((

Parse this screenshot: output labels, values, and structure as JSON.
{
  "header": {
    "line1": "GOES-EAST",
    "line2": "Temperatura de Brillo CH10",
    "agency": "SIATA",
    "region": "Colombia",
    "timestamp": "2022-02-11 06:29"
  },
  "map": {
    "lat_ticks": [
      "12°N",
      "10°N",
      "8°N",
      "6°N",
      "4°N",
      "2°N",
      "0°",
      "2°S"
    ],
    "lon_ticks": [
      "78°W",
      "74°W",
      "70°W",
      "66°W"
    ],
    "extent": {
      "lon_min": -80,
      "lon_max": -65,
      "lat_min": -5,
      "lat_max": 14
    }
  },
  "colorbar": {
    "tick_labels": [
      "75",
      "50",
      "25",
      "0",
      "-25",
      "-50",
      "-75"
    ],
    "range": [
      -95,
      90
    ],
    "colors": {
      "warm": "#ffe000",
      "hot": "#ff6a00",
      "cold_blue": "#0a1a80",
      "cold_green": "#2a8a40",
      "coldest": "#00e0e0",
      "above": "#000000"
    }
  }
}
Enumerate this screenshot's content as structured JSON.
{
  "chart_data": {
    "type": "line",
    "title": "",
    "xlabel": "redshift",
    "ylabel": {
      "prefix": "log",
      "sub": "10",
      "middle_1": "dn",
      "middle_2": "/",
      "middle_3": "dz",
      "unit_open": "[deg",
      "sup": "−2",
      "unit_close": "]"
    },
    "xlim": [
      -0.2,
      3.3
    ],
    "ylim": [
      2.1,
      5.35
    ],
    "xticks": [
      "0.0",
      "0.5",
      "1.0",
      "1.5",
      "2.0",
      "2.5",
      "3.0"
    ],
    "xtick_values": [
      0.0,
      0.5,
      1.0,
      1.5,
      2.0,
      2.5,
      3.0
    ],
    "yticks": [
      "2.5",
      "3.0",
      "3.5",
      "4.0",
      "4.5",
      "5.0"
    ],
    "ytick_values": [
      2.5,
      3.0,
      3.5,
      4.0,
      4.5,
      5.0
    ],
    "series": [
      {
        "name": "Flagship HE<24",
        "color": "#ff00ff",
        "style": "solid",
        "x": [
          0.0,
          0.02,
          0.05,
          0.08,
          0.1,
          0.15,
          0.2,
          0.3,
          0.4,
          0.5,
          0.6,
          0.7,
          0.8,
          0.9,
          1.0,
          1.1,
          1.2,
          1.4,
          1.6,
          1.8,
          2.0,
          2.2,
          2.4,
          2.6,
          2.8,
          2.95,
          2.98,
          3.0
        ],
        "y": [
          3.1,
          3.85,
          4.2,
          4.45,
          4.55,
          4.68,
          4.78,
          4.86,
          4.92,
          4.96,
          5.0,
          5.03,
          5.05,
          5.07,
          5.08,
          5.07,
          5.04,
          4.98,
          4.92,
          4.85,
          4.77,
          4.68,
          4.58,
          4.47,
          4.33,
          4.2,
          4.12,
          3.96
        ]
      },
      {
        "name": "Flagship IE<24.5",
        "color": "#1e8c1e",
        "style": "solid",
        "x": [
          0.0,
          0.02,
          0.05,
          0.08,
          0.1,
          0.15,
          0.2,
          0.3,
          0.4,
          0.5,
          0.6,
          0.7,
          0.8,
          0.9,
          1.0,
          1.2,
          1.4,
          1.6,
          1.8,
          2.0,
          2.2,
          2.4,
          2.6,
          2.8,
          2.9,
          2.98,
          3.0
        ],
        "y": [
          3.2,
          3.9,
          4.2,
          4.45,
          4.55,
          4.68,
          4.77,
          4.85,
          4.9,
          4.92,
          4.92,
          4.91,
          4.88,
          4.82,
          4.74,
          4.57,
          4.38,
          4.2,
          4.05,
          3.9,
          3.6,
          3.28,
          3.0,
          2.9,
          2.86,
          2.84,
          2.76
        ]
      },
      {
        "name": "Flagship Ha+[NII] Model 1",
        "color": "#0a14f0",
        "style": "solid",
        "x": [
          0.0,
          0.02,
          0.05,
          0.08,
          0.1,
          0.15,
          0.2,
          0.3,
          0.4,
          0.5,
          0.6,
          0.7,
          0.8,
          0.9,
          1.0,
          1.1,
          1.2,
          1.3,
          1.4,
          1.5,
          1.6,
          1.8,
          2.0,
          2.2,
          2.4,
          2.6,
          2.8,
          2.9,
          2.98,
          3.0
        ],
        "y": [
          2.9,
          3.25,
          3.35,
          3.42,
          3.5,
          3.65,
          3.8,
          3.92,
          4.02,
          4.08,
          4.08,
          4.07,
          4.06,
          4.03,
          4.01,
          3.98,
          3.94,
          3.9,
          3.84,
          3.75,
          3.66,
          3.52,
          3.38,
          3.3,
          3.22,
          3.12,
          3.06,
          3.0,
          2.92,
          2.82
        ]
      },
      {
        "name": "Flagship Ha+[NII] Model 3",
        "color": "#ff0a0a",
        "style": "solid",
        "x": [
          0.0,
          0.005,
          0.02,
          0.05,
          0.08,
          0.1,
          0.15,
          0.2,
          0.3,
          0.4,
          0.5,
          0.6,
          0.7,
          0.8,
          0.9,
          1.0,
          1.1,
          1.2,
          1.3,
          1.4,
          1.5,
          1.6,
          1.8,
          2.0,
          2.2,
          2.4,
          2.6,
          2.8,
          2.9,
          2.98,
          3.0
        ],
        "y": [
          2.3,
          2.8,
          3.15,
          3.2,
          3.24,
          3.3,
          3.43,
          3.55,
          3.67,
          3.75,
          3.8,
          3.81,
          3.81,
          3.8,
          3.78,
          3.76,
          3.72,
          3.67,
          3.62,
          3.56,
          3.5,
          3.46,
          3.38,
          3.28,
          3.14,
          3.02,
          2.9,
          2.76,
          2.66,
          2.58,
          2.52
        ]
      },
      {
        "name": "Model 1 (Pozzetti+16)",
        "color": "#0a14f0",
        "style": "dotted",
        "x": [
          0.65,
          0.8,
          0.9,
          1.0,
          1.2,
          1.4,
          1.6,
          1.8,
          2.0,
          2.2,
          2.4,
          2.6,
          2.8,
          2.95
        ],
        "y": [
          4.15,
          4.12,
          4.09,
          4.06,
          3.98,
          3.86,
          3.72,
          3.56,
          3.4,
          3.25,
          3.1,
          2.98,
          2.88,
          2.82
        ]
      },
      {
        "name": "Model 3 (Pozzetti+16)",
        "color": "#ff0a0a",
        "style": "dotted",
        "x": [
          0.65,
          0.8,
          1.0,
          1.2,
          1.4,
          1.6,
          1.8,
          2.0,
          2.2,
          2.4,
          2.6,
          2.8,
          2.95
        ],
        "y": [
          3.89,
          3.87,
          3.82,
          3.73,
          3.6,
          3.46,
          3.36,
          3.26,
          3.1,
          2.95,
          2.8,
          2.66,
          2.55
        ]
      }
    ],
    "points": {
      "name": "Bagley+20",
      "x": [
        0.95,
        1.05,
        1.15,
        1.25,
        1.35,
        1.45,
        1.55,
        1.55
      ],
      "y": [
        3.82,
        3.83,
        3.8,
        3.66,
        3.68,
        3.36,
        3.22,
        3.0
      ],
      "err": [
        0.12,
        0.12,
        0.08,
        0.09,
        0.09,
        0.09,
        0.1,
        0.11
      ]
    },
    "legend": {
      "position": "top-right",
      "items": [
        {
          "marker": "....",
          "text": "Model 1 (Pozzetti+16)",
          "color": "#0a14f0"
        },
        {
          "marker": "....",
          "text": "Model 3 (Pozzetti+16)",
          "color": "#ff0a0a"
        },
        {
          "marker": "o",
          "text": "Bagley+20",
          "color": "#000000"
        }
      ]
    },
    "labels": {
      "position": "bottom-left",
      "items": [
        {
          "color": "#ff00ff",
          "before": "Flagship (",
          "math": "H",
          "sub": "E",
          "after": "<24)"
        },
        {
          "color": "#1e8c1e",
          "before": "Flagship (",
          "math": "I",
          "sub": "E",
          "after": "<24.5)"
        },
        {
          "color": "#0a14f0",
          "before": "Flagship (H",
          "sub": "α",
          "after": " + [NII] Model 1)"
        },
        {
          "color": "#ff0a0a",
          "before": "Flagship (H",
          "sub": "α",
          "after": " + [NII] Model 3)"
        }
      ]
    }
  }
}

))

Find each line that has the word "position", then copy it out.

▶ _Solution for this problem_:
      "position": "top-right",
      "position": "bottom-left",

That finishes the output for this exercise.